Challenge
Return all of the data exactly as given.
::: Data
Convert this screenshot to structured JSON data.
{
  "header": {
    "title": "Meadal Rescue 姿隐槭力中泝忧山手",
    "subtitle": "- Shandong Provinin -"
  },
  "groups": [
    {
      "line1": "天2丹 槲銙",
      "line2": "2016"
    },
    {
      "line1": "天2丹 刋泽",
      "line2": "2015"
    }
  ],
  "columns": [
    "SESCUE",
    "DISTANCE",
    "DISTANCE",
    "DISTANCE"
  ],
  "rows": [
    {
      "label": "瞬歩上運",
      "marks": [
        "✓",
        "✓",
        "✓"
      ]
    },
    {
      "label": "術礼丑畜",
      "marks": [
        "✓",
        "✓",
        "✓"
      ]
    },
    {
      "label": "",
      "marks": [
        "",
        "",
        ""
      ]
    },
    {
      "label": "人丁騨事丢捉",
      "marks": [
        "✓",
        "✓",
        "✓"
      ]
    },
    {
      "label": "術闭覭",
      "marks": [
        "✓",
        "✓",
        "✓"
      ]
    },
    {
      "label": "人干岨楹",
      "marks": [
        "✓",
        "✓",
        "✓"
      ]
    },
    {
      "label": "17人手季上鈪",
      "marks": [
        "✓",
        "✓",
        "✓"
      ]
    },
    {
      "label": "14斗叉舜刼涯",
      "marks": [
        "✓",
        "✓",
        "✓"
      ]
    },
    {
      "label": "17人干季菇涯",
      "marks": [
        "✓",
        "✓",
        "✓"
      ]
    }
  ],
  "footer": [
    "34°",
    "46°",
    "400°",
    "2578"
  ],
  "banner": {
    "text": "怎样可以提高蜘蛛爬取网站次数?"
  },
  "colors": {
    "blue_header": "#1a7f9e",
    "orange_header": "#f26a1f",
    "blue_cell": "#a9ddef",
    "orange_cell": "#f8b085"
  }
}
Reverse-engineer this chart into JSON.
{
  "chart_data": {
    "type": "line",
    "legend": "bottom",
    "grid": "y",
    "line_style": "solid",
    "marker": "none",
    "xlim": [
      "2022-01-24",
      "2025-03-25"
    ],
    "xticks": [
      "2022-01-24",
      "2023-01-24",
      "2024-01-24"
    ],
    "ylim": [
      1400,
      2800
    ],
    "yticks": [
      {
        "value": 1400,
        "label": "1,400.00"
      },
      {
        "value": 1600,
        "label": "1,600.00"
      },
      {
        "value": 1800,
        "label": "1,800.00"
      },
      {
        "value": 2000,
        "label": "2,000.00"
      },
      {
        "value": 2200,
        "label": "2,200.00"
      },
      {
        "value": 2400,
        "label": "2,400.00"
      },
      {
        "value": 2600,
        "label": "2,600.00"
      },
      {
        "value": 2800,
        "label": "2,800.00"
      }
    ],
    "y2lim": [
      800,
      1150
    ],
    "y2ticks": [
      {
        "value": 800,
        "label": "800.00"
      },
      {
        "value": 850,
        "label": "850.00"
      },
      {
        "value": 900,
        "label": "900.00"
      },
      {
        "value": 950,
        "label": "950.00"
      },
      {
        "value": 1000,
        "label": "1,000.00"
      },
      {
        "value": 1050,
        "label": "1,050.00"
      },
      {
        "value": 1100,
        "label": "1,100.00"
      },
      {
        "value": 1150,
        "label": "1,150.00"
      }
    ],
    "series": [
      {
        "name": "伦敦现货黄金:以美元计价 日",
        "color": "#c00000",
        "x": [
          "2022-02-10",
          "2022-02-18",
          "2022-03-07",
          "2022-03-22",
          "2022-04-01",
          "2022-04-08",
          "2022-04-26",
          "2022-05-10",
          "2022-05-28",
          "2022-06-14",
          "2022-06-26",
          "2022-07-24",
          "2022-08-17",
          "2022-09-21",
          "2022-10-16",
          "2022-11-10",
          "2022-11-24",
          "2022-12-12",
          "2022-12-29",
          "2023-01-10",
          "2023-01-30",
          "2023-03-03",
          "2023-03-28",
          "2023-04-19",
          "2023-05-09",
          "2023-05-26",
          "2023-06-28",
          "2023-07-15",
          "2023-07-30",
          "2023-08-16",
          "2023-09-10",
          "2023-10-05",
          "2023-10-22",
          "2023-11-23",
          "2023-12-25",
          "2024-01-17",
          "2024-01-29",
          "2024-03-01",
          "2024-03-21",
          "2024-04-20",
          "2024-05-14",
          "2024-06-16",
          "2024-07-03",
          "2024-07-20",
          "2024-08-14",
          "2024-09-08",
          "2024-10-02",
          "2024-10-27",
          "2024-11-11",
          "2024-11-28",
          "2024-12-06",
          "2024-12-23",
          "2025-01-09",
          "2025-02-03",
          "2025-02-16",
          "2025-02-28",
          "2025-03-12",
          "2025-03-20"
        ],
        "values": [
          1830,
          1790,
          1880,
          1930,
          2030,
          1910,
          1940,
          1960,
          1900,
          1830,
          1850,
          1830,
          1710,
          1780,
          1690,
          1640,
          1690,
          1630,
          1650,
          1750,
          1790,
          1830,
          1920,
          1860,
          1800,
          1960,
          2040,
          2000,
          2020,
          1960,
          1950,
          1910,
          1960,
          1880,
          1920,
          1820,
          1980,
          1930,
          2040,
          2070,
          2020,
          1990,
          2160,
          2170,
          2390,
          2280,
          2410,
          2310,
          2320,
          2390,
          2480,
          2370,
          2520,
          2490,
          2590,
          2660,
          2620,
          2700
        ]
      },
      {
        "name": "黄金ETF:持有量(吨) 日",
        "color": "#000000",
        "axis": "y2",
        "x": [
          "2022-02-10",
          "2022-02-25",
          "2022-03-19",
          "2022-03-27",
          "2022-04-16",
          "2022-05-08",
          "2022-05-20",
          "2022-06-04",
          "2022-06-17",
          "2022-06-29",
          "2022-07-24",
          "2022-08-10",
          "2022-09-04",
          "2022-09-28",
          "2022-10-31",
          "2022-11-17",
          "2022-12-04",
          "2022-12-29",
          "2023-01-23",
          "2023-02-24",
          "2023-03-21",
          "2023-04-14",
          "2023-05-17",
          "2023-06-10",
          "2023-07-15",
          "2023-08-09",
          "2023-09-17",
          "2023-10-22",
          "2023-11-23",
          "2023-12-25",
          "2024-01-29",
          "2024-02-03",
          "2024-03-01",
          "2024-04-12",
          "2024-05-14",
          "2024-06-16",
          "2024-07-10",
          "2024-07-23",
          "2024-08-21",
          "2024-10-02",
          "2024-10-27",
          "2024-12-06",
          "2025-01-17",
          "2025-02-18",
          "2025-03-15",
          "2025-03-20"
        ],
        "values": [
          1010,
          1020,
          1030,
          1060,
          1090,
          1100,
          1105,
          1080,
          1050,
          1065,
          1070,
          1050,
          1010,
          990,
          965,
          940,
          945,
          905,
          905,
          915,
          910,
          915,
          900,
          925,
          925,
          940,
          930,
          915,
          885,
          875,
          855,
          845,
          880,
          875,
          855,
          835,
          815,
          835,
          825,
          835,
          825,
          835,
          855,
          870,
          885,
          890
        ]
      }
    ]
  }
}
::::::
Answer for this exercise
Convert this screenshot to structured JSON data.
{
  "header": {
    "title": "Meadal Rescue 姿隐槭力中泝忧山手",
    "subtitle": "- Shandong Provinin -"
  },
  "groups": [
    {
      "line1": "天2丹 槲銙",
      "line2": "2016"
    },
    {
      "line1": "天2丹 刋泽",
      "line2": "2015"
    }
  ],
  "columns": [
    "SESCUE",
    "DISTANCE",
    "DISTANCE",
    "DISTANCE"
  ],
  "rows": [
    {
      "label": "瞬歩上運",
      "marks": [
        "✓",
        "✓",
        "✓"
      ]
    },
    {
      "label": "術礼丑畜",
      "marks": [
        "✓",
        "✓",
        "✓"
      ]
    },
    {
      "label": "",
      "marks": [
        "",
        "",
        ""
      ]
    },
    {
      "label": "人丁騨事丢捉",
      "marks": [
        "✓",
        "✓",
        "✓"
      ]
    },
    {
      "label": "術闭覭",
      "marks": [
        "✓",
        "✓",
        "✓"
      ]
    },
    {
      "label": "人干岨楹",
      "marks": [
        "✓",
        "✓",
        "✓"
      ]
    },
    {
      "label": "17人手季上鈪",
      "marks": [
        "✓",
        "✓",
        "✓"
      ]
    },
    {
      "label": "14斗叉舜刼涯",
      "marks": [
        "✓",
        "✓",
        "✓"
      ]
    },
    {
      "label": "17人干季菇涯",
      "marks": [
        "✓",
        "✓",
        "✓"
      ]
    }
  ],
  "footer": [
    "34°",
    "46°",
    "400°",
    "2578"
  ],
  "banner": {
    "text": "怎样可以提高蜘蛛爬取网站次数?"
  },
  "colors": {
    "blue_header": "#1a7f9e",
    "orange_header": "#f26a1f",
    "blue_cell": "#a9ddef",
    "orange_cell": "#f8b085"
  }
}
Reverse-engineer this chart into JSON.
{
  "chart_data": {
    "type": "line",
    "legend": "bottom",
    "grid": "y",
    "line_style": "solid",
    "marker": "none",
    "xlim": [
      "2022-01-24",
      "2025-03-25"
    ],
    "xticks": [
      "2022-01-24",
      "2023-01-24",
      "2024-01-24"
    ],
    "ylim": [
      1400,
      2800
    ],
    "yticks": [
      {
        "value": 1400,
        "label": "1,400.00"
      },
      {
        "value": 1600,
        "label": "1,600.00"
      },
      {
        "value": 1800,
        "label": "1,800.00"
      },
      {
        "value": 2000,
        "label": "2,000.00"
      },
      {
        "value": 2200,
        "label": "2,200.00"
      },
      {
        "value": 2400,
        "label": "2,400.00"
      },
      {
        "value": 2600,
        "label": "2,600.00"
      },
      {
        "value": 2800,
        "label": "2,800.00"
      }
    ],
    "y2lim": [
      800,
      1150
    ],
    "y2ticks": [
      {
        "value": 800,
        "label": "800.00"
      },
      {
        "value": 850,
        "label": "850.00"
      },
      {
        "value": 900,
        "label": "900.00"
      },
      {
        "value": 950,
        "label": "950.00"
      },
      {
        "value": 1000,
        "label": "1,000.00"
      },
      {
        "value": 1050,
        "label": "1,050.00"
      },
      {
        "value": 1100,
        "label": "1,100.00"
      },
      {
        "value": 1150,
        "label": "1,150.00"
      }
    ],
    "series": [
      {
        "name": "伦敦现货黄金:以美元计价 日",
        "color": "#c00000",
        "x": [
          "2022-02-10",
          "2022-02-18",
          "2022-03-07",
          "2022-03-22",
          "2022-04-01",
          "2022-04-08",
          "2022-04-26",
          "2022-05-10",
          "2022-05-28",
          "2022-06-14",
          "2022-06-26",
          "2022-07-24",
          "2022-08-17",
          "2022-09-21",
          "2022-10-16",
          "2022-11-10",
          "2022-11-24",
          "2022-12-12",
          "2022-12-29",
          "2023-01-10",
          "2023-01-30",
          "2023-03-03",
          "2023-03-28",
          "2023-04-19",
          "2023-05-09",
          "2023-05-26",
          "2023-06-28",
          "2023-07-15",
          "2023-07-30",
          "2023-08-16",
          "2023-09-10",
          "2023-10-05",
          "2023-10-22",
          "2023-11-23",
          "2023-12-25",
          "2024-01-17",
          "2024-01-29",
          "2024-03-01",
          "2024-03-21",
          "2024-04-20",
          "2024-05-14",
          "2024-06-16",
          "2024-07-03",
          "2024-07-20",
          "2024-08-14",
          "2024-09-08",
          "2024-10-02",
          "2024-10-27",
          "2024-11-11",
          "2024-11-28",
          "2024-12-06",
          "2024-12-23",
          "2025-01-09",
          "2025-02-03",
          "2025-02-16",
          "2025-02-28",
          "2025-03-12",
          "2025-03-20"
        ],
        "values": [
          1830,
          1790,
          1880,
          1930,
          2030,
          1910,
          1940,
          1960,
          1900,
          1830,
          1850,
          1830,
          1710,
          1780,
          1690,
          1640,
          1690,
          1630,
          1650,
          1750,
          1790,
          1830,
          1920,
          1860,
          1800,
          1960,
          2040,
          2000,
          2020,
          1960,
          1950,
          1910,
          1960,
          1880,
          1920,
          1820,
          1980,
          1930,
          2040,
          2070,
          2020,
          1990,
          2160,
          2170,
          2390,
          2280,
          2410,
          2310,
          2320,
          2390,
          2480,
          2370,
          2520,
          2490,
          2590,
          2660,
          2620,
          2700
        ]
      },
      {
        "name": "黄金ETF:持有量(吨) 日",
        "color": "#000000",
        "axis": "y2",
        "x": [
          "2022-02-10",
          "2022-02-25",
          "2022-03-19",
          "2022-03-27",
          "2022-04-16",
          "2022-05-08",
          "2022-05-20",
          "2022-06-04",
          "2022-06-17",
          "2022-06-29",
          "2022-07-24",
          "2022-08-10",
          "2022-09-04",
          "2022-09-28",
          "2022-10-31",
          "2022-11-17",
          "2022-12-04",
          "2022-12-29",
          "2023-01-23",
          "2023-02-24",
          "2023-03-21",
          "2023-04-14",
          "2023-05-17",
          "2023-06-10",
          "2023-07-15",
          "2023-08-09",
          "2023-09-17",
          "2023-10-22",
          "2023-11-23",
          "2023-12-25",
          "2024-01-29",
          "2024-02-03",
          "2024-03-01",
          "2024-04-12",
          "2024-05-14",
          "2024-06-16",
          "2024-07-10",
          "2024-07-23",
          "2024-08-21",
          "2024-10-02",
          "2024-10-27",
          "2024-12-06",
          "2025-01-17",
          "2025-02-18",
          "2025-03-15",
          "2025-03-20"
        ],
        "values": [
          1010,
          1020,
          1030,
          1060,
          1090,
          1100,
          1105,
          1080,
          1050,
          1065,
          1070,
          1050,
          1010,
          990,
          965,
          940,
          945,
          905,
          905,
          915,
          910,
          915,
          900,
          925,
          925,
          940,
          930,
          915,
          885,
          875,
          855,
          845,
          880,
          875,
          855,
          835,
          815,
          835,
          825,
          835,
          825,
          835,
          855,
          870,
          885,
          890
        ]
      }
    ]
  }
}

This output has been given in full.